[Items from a dataset]
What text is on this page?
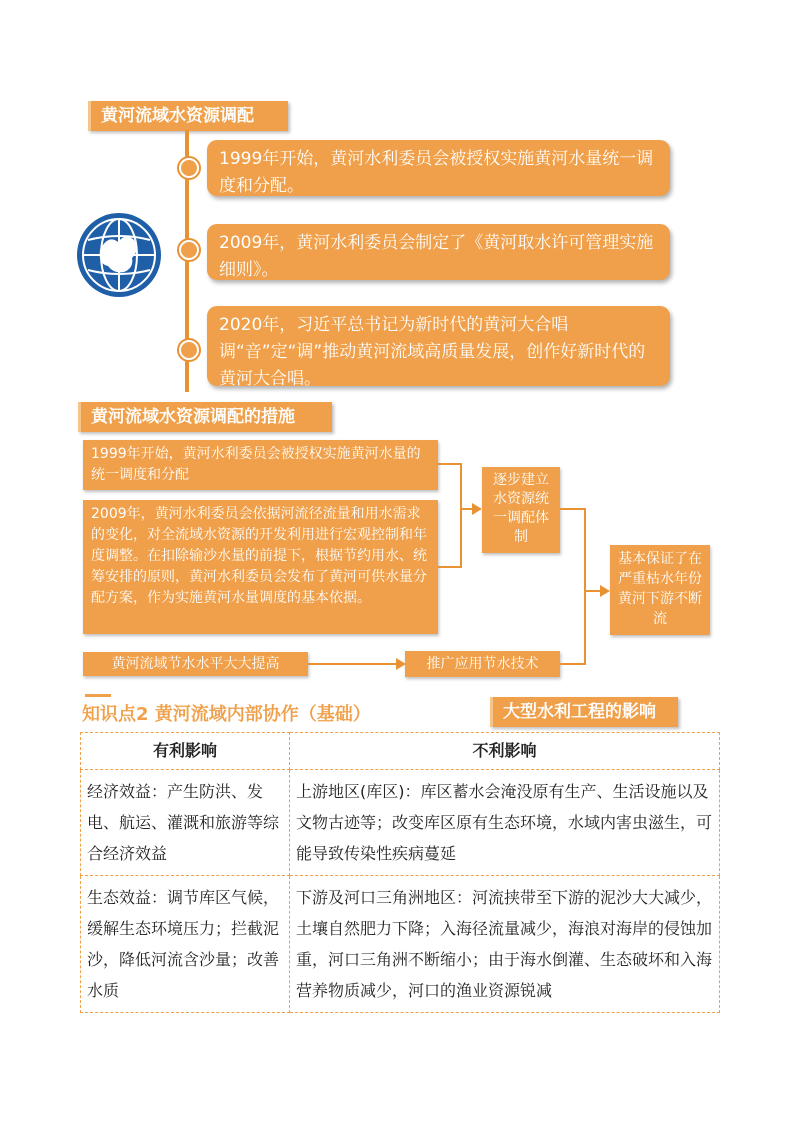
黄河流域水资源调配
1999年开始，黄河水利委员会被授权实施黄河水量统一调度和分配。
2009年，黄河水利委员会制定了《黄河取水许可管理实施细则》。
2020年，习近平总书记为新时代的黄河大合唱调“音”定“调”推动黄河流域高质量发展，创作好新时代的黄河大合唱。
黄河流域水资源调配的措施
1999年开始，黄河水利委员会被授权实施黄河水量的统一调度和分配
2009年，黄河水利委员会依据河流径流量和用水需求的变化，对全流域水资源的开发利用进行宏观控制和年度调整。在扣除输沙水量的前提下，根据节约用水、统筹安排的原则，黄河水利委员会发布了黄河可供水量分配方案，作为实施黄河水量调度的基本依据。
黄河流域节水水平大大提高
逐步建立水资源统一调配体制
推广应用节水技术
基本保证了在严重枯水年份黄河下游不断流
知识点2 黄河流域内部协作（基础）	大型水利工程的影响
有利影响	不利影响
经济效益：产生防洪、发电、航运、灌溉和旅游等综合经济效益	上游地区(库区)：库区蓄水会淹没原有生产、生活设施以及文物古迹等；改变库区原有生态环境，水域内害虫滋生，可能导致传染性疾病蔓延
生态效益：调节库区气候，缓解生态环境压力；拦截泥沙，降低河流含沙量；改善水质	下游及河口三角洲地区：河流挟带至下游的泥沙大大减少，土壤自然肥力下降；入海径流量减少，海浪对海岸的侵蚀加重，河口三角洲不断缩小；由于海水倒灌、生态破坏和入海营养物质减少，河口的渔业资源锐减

### Aim of the task
Omit the pictures and output all of the other material exactly.

### Reply
What text is on this page?
黄河流域水资源调配
1999年开始，黄河水利委员会被授权实施黄河水量统一调度和分配。
2009年，黄河水利委员会制定了《黄河取水许可管理实施细则》。
2020年，习近平总书记为新时代的黄河大合唱调“音”定“调”推动黄河流域高质量发展，创作好新时代的黄河大合唱。
黄河流域水资源调配的措施
1999年开始，黄河水利委员会被授权实施黄河水量的统一调度和分配
2009年，黄河水利委员会依据河流径流量和用水需求的变化，对全流域水资源的开发利用进行宏观控制和年度调整。在扣除输沙水量的前提下，根据节约用水、统筹安排的原则，黄河水利委员会发布了黄河可供水量分配方案，作为实施黄河水量调度的基本依据。
黄河流域节水水平大大提高
逐步建立水资源统一调配体制
推广应用节水技术
基本保证了在严重枯水年份黄河下游不断流
知识点2 黄河流域内部协作（基础）	大型水利工程的影响
有利影响	不利影响
经济效益：产生防洪、发电、航运、灌溉和旅游等综合经济效益	上游地区(库区)：库区蓄水会淹没原有生产、生活设施以及文物古迹等；改变库区原有生态环境，水域内害虫滋生，可能导致传染性疾病蔓延
生态效益：调节库区气候，缓解生态环境压力；拦截泥沙，降低河流含沙量；改善水质	下游及河口三角洲地区：河流挟带至下游的泥沙大大减少，土壤自然肥力下降；入海径流量减少，海浪对海岸的侵蚀加重，河口三角洲不断缩小；由于海水倒灌、生态破坏和入海营养物质减少，河口的渔业资源锐减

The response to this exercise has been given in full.